* **Stated problem**
Find every line in the records below that contains the word "label", and copy each such line.

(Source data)
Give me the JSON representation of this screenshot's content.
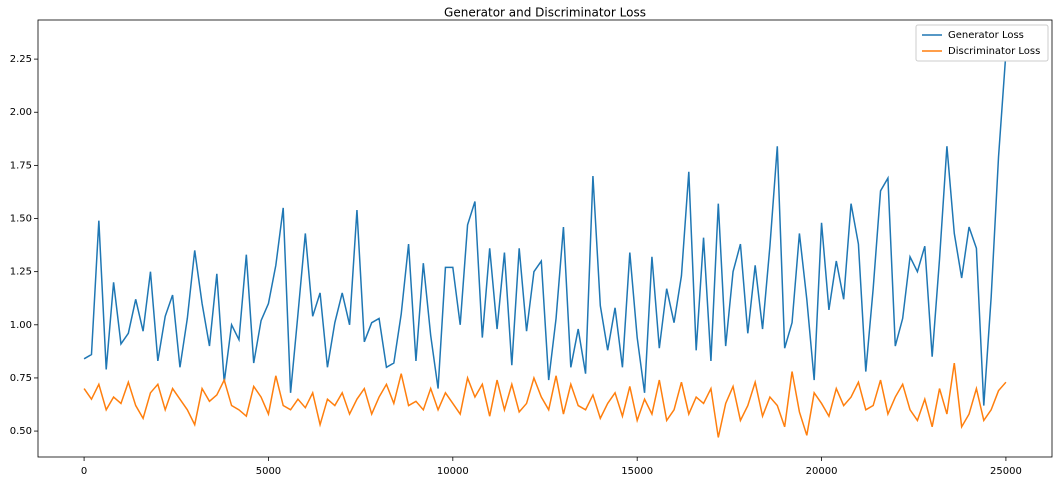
{
  "chart_data": {
    "type": "line",
    "title": "Generator and Discriminator Loss",
    "x": [
      0,
      200,
      400,
      600,
      800,
      1000,
      1200,
      1400,
      1600,
      1800,
      2000,
      2200,
      2400,
      2600,
      2800,
      3000,
      3200,
      3400,
      3600,
      3800,
      4000,
      4200,
      4400,
      4600,
      4800,
      5000,
      5200,
      5400,
      5600,
      5800,
      6000,
      6200,
      6400,
      6600,
      6800,
      7000,
      7200,
      7400,
      7600,
      7800,
      8000,
      8200,
      8400,
      8600,
      8800,
      9000,
      9200,
      9400,
      9600,
      9800,
      10000,
      10200,
      10400,
      10600,
      10800,
      11000,
      11200,
      11400,
      11600,
      11800,
      12000,
      12200,
      12400,
      12600,
      12800,
      13000,
      13200,
      13400,
      13600,
      13800,
      14000,
      14200,
      14400,
      14600,
      14800,
      15000,
      15200,
      15400,
      15600,
      15800,
      16000,
      16200,
      16400,
      16600,
      16800,
      17000,
      17200,
      17400,
      17600,
      17800,
      18000,
      18200,
      18400,
      18600,
      18800,
      19000,
      19200,
      19400,
      19600,
      19800,
      20000,
      20200,
      20400,
      20600,
      20800,
      21000,
      21200,
      21400,
      21600,
      21800,
      22000,
      22200,
      22400,
      22600,
      22800,
      23000,
      23200,
      23400,
      23600,
      23800,
      24000,
      24200,
      24400,
      24600,
      24800,
      25000
    ],
    "series": [
      {
        "name": "Generator Loss",
        "color": "#1f77b4",
        "values": [
          0.84,
          0.86,
          1.49,
          0.79,
          1.2,
          0.91,
          0.96,
          1.12,
          0.97,
          1.25,
          0.83,
          1.04,
          1.14,
          0.8,
          1.03,
          1.35,
          1.1,
          0.9,
          1.24,
          0.73,
          1.0,
          0.93,
          1.33,
          0.82,
          1.02,
          1.1,
          1.28,
          1.55,
          0.68,
          1.05,
          1.43,
          1.04,
          1.15,
          0.8,
          1.01,
          1.15,
          1.0,
          1.54,
          0.92,
          1.01,
          1.03,
          0.8,
          0.82,
          1.05,
          1.38,
          0.83,
          1.29,
          0.95,
          0.7,
          1.27,
          1.27,
          1.0,
          1.47,
          1.58,
          0.94,
          1.36,
          0.98,
          1.34,
          0.81,
          1.36,
          0.97,
          1.25,
          1.3,
          0.74,
          1.03,
          1.46,
          0.8,
          0.98,
          0.77,
          1.7,
          1.09,
          0.88,
          1.08,
          0.8,
          1.34,
          0.94,
          0.68,
          1.32,
          0.89,
          1.17,
          1.01,
          1.23,
          1.72,
          0.88,
          1.41,
          0.83,
          1.57,
          0.9,
          1.25,
          1.38,
          0.96,
          1.28,
          0.98,
          1.37,
          1.84,
          0.89,
          1.01,
          1.43,
          1.12,
          0.74,
          1.48,
          1.07,
          1.3,
          1.12,
          1.57,
          1.38,
          0.78,
          1.17,
          1.63,
          1.69,
          0.9,
          1.03,
          1.32,
          1.25,
          1.37,
          0.85,
          1.31,
          1.84,
          1.43,
          1.22,
          1.46,
          1.36,
          0.62,
          1.13,
          1.79,
          2.28
        ]
      },
      {
        "name": "Discriminator Loss",
        "color": "#ff7f0e",
        "values": [
          0.7,
          0.65,
          0.72,
          0.6,
          0.66,
          0.63,
          0.73,
          0.62,
          0.56,
          0.68,
          0.72,
          0.6,
          0.7,
          0.65,
          0.6,
          0.53,
          0.7,
          0.64,
          0.67,
          0.74,
          0.62,
          0.6,
          0.57,
          0.71,
          0.66,
          0.58,
          0.76,
          0.62,
          0.6,
          0.65,
          0.61,
          0.68,
          0.53,
          0.65,
          0.62,
          0.68,
          0.58,
          0.65,
          0.7,
          0.58,
          0.66,
          0.72,
          0.63,
          0.77,
          0.62,
          0.64,
          0.6,
          0.7,
          0.6,
          0.68,
          0.63,
          0.58,
          0.75,
          0.66,
          0.72,
          0.57,
          0.74,
          0.6,
          0.72,
          0.59,
          0.63,
          0.75,
          0.66,
          0.6,
          0.76,
          0.58,
          0.72,
          0.62,
          0.6,
          0.67,
          0.56,
          0.63,
          0.68,
          0.57,
          0.71,
          0.55,
          0.65,
          0.58,
          0.74,
          0.55,
          0.6,
          0.73,
          0.58,
          0.66,
          0.63,
          0.7,
          0.47,
          0.63,
          0.71,
          0.55,
          0.62,
          0.73,
          0.57,
          0.66,
          0.62,
          0.52,
          0.78,
          0.59,
          0.48,
          0.68,
          0.63,
          0.57,
          0.7,
          0.62,
          0.66,
          0.73,
          0.6,
          0.62,
          0.74,
          0.58,
          0.66,
          0.72,
          0.6,
          0.55,
          0.65,
          0.52,
          0.7,
          0.58,
          0.82,
          0.52,
          0.58,
          0.7,
          0.55,
          0.6,
          0.69,
          0.73
        ]
      }
    ],
    "xlim": [
      -1250,
      26250
    ],
    "xticks": [
      0,
      5000,
      10000,
      15000,
      20000,
      25000
    ],
    "ylim": [
      0.378,
      2.434
    ],
    "yticks": [
      {
        "value": 0.5,
        "label": "0.50"
      },
      {
        "value": 0.75,
        "label": "0.75"
      },
      {
        "value": 1,
        "label": "1.00"
      },
      {
        "value": 1.25,
        "label": "1.25"
      },
      {
        "value": 1.5,
        "label": "1.50"
      },
      {
        "value": 1.75,
        "label": "1.75"
      },
      {
        "value": 2,
        "label": "2.00"
      },
      {
        "value": 2.25,
        "label": "2.25"
      }
    ],
    "legend": "upper right"
  }
}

* **Result below**
        "label": "0.50"
        "label": "0.75"
        "label": "1.00"
        "label": "1.25"
        "label": "1.50"
        "label": "1.75"
        "label": "2.00"
        "label": "2.25"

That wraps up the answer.